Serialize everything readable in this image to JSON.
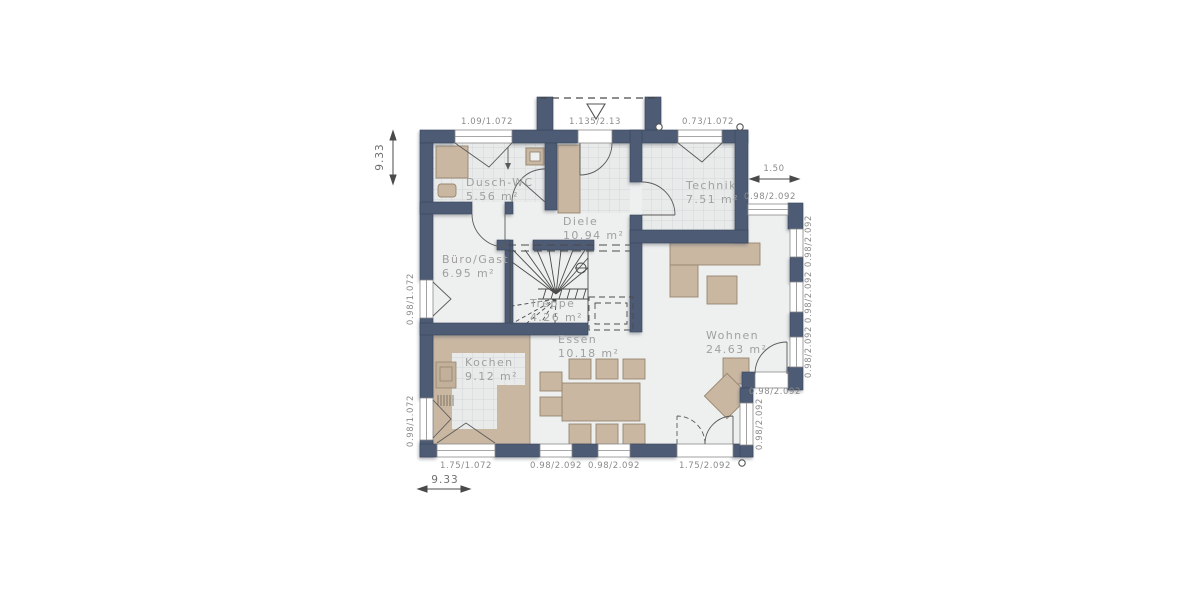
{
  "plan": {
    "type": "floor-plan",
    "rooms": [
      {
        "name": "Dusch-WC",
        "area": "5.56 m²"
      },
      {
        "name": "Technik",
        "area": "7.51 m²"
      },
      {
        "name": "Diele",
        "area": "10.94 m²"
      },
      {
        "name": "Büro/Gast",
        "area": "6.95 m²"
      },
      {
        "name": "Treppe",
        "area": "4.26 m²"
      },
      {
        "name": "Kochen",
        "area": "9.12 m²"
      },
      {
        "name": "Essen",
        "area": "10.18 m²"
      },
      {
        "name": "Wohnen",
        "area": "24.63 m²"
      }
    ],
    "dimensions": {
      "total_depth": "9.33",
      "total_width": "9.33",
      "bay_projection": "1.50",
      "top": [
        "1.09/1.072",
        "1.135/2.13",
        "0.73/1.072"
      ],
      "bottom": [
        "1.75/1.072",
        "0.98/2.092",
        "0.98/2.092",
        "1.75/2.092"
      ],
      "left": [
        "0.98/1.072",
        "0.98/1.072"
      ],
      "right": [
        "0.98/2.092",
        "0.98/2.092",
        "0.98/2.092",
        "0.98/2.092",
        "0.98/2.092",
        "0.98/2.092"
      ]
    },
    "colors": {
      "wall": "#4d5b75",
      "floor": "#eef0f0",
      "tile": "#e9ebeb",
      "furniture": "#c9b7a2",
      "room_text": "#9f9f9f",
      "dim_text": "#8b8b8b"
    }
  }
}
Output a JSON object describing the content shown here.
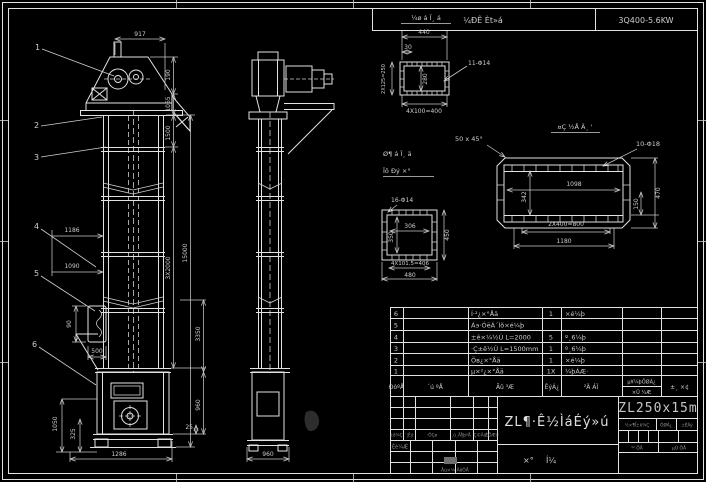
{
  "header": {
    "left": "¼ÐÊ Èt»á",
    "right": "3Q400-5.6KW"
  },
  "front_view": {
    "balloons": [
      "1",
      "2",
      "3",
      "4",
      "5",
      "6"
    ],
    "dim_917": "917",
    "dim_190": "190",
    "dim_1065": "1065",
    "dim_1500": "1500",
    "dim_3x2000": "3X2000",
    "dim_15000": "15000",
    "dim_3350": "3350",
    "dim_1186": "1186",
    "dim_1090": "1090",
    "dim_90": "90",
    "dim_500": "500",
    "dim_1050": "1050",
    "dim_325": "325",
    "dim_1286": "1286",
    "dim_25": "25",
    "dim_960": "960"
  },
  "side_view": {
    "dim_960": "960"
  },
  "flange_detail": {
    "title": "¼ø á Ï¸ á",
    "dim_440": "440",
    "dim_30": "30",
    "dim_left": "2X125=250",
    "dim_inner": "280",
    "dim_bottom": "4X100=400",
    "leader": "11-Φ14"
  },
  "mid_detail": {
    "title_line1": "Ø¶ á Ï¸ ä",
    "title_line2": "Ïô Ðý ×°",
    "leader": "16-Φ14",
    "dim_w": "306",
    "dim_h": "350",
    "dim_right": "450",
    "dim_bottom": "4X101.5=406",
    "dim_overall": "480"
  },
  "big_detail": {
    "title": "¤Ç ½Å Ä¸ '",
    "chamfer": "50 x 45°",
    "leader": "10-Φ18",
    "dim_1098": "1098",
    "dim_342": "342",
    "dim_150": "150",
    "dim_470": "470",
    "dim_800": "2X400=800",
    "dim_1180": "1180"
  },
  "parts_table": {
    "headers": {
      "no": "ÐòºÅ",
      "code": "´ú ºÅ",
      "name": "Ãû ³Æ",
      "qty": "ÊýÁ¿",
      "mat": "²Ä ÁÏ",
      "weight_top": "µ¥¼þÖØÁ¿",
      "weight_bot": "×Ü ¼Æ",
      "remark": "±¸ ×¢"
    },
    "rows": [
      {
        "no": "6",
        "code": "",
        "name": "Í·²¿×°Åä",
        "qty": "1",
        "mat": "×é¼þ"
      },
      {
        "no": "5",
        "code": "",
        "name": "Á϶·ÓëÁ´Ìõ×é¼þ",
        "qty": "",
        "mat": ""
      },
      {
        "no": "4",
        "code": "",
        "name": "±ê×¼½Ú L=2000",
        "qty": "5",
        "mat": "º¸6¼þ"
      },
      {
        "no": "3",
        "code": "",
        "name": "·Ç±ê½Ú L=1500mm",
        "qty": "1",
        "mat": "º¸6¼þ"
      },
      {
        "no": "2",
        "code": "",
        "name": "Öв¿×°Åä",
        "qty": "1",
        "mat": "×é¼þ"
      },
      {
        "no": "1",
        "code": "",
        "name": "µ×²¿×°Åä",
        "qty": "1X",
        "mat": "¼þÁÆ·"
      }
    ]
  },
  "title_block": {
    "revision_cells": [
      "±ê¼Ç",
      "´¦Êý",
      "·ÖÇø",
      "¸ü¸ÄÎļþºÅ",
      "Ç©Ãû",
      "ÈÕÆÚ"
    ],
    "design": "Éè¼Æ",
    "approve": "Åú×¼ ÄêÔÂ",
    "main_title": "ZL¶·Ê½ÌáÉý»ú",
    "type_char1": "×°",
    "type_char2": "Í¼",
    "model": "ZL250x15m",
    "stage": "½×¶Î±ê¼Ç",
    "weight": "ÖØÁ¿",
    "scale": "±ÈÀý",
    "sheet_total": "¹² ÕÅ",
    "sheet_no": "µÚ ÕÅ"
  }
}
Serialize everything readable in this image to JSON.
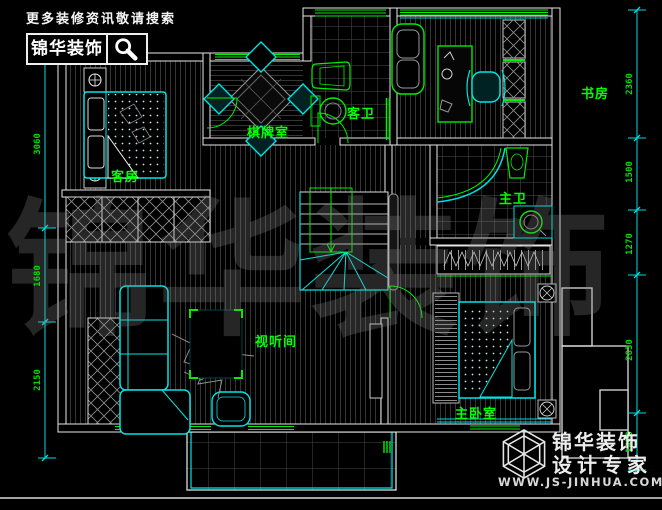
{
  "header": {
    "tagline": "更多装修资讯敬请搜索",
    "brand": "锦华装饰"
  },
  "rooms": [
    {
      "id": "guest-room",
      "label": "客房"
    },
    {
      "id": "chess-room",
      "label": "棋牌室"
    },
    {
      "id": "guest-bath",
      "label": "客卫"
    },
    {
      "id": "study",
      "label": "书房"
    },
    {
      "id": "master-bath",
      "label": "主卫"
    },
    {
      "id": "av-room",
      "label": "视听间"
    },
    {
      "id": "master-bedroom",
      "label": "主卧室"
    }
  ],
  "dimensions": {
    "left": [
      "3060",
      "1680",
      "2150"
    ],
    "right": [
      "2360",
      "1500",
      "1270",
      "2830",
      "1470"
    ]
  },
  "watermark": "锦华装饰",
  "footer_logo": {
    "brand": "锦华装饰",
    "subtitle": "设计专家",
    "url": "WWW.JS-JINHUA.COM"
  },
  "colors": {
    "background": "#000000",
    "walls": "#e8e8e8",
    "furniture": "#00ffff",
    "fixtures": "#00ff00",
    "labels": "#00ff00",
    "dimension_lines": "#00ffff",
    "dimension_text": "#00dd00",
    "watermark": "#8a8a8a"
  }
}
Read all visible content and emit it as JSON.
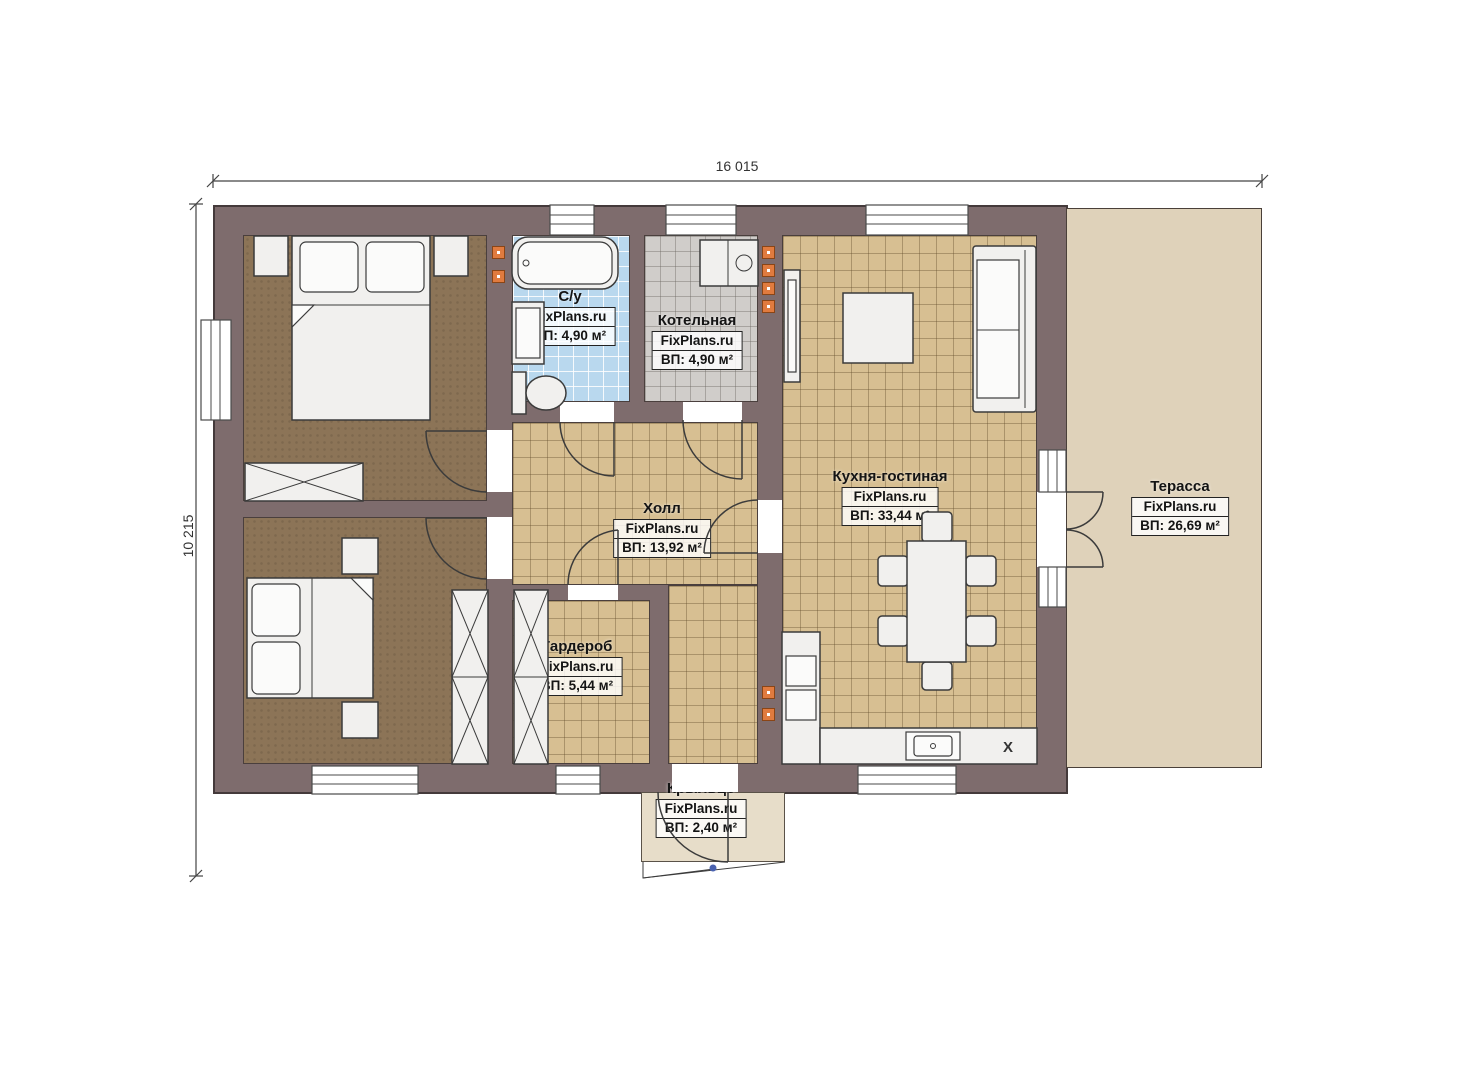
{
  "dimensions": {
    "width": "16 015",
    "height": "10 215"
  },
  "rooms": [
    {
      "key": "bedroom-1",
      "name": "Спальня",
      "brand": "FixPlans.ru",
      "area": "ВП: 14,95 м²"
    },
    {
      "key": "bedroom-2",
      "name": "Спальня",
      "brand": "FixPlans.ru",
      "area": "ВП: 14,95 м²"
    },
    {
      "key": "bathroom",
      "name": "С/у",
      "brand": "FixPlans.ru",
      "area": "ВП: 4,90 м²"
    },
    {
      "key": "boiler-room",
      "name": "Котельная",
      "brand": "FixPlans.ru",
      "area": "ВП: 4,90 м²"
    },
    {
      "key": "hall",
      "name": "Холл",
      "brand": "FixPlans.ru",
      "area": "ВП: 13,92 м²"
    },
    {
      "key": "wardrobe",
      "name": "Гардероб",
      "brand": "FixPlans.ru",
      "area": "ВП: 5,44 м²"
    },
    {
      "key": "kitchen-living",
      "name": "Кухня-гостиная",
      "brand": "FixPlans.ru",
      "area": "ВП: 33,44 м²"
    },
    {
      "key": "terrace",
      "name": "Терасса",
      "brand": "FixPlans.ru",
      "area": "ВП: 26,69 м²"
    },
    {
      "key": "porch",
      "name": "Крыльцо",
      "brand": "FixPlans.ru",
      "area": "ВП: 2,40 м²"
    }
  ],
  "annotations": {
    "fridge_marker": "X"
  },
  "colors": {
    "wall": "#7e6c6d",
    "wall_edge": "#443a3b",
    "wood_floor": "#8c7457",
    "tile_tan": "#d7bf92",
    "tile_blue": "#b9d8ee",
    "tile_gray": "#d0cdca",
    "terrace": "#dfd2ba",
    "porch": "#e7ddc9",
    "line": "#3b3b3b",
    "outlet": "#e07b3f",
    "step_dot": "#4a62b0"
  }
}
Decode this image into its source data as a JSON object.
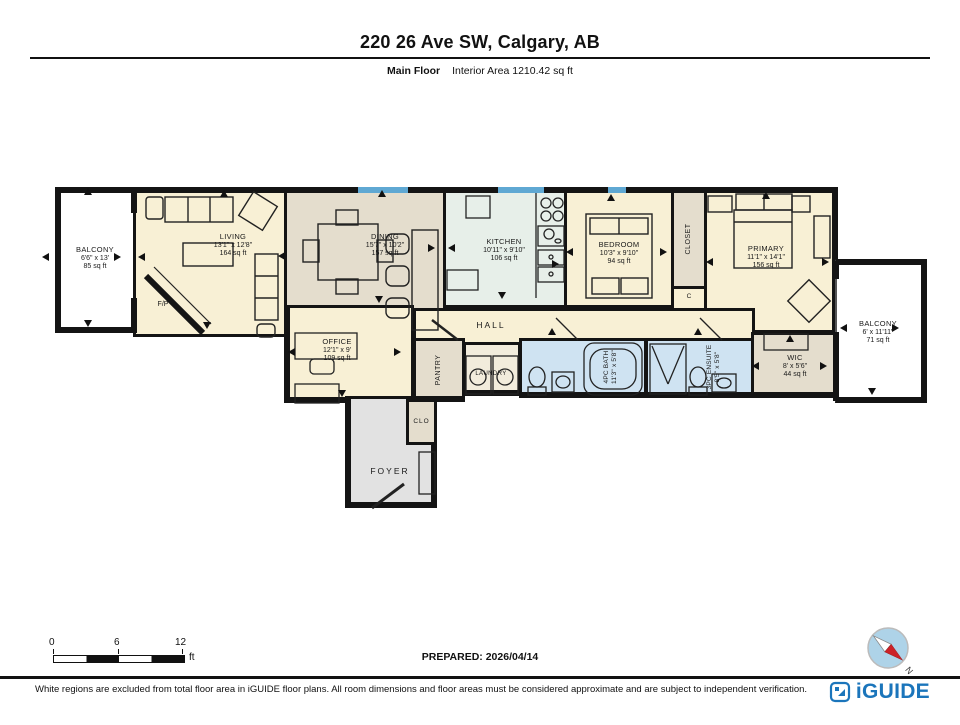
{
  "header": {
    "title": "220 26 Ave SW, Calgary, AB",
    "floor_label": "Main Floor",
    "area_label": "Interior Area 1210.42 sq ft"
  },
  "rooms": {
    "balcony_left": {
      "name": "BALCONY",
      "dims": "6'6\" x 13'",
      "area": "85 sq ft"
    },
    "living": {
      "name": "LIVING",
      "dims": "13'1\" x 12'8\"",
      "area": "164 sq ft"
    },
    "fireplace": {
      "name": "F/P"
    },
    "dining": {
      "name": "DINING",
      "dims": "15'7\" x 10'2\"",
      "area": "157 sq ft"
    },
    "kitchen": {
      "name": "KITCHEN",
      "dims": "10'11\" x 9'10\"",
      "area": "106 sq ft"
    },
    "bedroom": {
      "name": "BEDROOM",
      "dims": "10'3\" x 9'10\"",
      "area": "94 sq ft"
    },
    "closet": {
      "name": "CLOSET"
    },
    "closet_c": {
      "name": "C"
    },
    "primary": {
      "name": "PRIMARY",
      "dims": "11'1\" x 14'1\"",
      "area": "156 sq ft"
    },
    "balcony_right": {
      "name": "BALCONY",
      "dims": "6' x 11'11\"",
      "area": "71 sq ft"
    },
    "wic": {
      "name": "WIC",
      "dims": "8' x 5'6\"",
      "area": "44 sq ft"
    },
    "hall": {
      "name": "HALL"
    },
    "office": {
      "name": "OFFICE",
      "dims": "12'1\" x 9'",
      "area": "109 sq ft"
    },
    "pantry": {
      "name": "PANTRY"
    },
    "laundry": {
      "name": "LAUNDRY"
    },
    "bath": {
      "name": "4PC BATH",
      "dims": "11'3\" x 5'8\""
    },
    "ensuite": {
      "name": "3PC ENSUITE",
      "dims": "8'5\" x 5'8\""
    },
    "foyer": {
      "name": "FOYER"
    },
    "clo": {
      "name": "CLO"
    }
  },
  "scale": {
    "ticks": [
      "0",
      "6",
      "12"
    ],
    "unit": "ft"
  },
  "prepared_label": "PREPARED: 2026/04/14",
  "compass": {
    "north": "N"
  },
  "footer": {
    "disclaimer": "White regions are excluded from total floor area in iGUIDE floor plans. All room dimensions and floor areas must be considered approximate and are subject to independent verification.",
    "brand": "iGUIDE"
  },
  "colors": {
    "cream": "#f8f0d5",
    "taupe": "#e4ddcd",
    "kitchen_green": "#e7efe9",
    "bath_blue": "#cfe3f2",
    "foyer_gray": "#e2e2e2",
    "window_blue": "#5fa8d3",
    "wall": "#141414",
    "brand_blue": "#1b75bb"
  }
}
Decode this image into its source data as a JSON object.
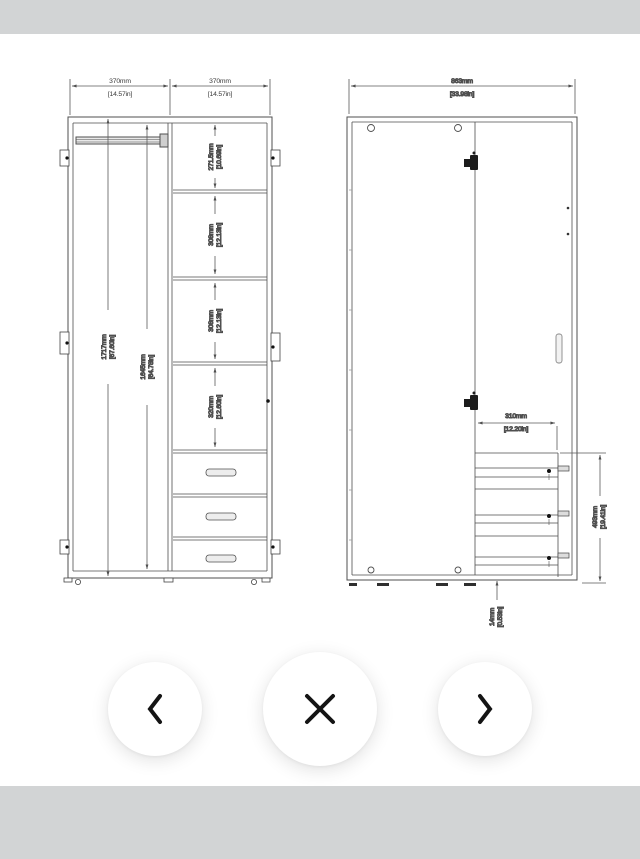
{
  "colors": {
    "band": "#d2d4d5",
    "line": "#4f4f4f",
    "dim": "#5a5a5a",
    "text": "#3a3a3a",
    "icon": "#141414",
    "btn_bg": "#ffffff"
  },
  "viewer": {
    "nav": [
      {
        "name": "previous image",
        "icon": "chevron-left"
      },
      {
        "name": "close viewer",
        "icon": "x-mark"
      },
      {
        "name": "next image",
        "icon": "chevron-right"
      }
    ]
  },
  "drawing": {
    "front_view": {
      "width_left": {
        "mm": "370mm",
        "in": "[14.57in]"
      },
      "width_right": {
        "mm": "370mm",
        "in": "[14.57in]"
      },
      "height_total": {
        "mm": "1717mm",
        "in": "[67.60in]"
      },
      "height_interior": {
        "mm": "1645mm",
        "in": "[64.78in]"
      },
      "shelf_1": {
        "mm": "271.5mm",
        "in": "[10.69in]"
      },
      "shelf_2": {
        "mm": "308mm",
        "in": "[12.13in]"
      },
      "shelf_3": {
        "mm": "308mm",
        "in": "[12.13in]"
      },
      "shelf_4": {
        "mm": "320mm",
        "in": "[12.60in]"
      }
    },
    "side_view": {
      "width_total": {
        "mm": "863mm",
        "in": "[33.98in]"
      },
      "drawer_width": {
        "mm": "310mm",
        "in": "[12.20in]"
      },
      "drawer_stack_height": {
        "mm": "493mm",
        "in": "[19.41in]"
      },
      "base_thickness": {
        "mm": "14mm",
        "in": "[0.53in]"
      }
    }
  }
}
□ □ □ □ □ □ □
PROBLEM REQUIREMENTS
Which lines hold the word "furniture"? Copy each of them from the records.

RESPONSE TO THE EXERCISE
      "furniture": "#c9b7a2",
    "furniture": "#00ffff",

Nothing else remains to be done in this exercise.